§ Problem: Reproduce every entry below precisely; do not include the pictures.

§ Records:
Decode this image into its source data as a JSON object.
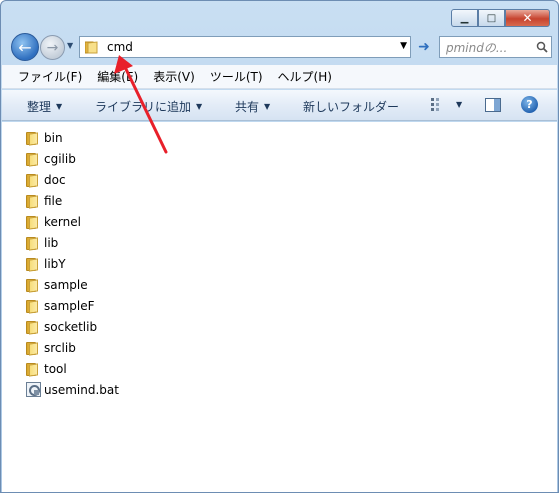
{
  "window": {
    "caption_buttons": [
      "minimize",
      "maximize",
      "close"
    ]
  },
  "navigation": {
    "back_icon": "back-arrow-icon",
    "forward_icon": "forward-arrow-icon",
    "address": "cmd",
    "search_placeholder": "pmindの..."
  },
  "menu": {
    "items": [
      "ファイル(F)",
      "編集(E)",
      "表示(V)",
      "ツール(T)",
      "ヘルプ(H)"
    ]
  },
  "commandbar": {
    "organize": "整理",
    "add_to_library": "ライブラリに追加",
    "share": "共有",
    "new_folder": "新しいフォルダー"
  },
  "files": [
    {
      "name": "bin",
      "type": "folder"
    },
    {
      "name": "cgilib",
      "type": "folder"
    },
    {
      "name": "doc",
      "type": "folder"
    },
    {
      "name": "file",
      "type": "folder"
    },
    {
      "name": "kernel",
      "type": "folder"
    },
    {
      "name": "lib",
      "type": "folder"
    },
    {
      "name": "libY",
      "type": "folder"
    },
    {
      "name": "sample",
      "type": "folder"
    },
    {
      "name": "sampleF",
      "type": "folder"
    },
    {
      "name": "socketlib",
      "type": "folder"
    },
    {
      "name": "srclib",
      "type": "folder"
    },
    {
      "name": "tool",
      "type": "folder"
    },
    {
      "name": "usemind.bat",
      "type": "batch"
    }
  ],
  "colors": {
    "annotation_arrow": "#e8202a",
    "folder": "#f2cf5a"
  }
}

§ Exercise answer:
Decode this image into its source data as a JSON object.
{
  "window": {
    "caption_buttons": [
      "minimize",
      "maximize",
      "close"
    ]
  },
  "navigation": {
    "back_icon": "back-arrow-icon",
    "forward_icon": "forward-arrow-icon",
    "address": "cmd",
    "search_placeholder": "pmindの..."
  },
  "menu": {
    "items": [
      "ファイル(F)",
      "編集(E)",
      "表示(V)",
      "ツール(T)",
      "ヘルプ(H)"
    ]
  },
  "commandbar": {
    "organize": "整理",
    "add_to_library": "ライブラリに追加",
    "share": "共有",
    "new_folder": "新しいフォルダー"
  },
  "files": [
    {
      "name": "bin",
      "type": "folder"
    },
    {
      "name": "cgilib",
      "type": "folder"
    },
    {
      "name": "doc",
      "type": "folder"
    },
    {
      "name": "file",
      "type": "folder"
    },
    {
      "name": "kernel",
      "type": "folder"
    },
    {
      "name": "lib",
      "type": "folder"
    },
    {
      "name": "libY",
      "type": "folder"
    },
    {
      "name": "sample",
      "type": "folder"
    },
    {
      "name": "sampleF",
      "type": "folder"
    },
    {
      "name": "socketlib",
      "type": "folder"
    },
    {
      "name": "srclib",
      "type": "folder"
    },
    {
      "name": "tool",
      "type": "folder"
    },
    {
      "name": "usemind.bat",
      "type": "batch"
    }
  ],
  "colors": {
    "annotation_arrow": "#e8202a",
    "folder": "#f2cf5a"
  }
}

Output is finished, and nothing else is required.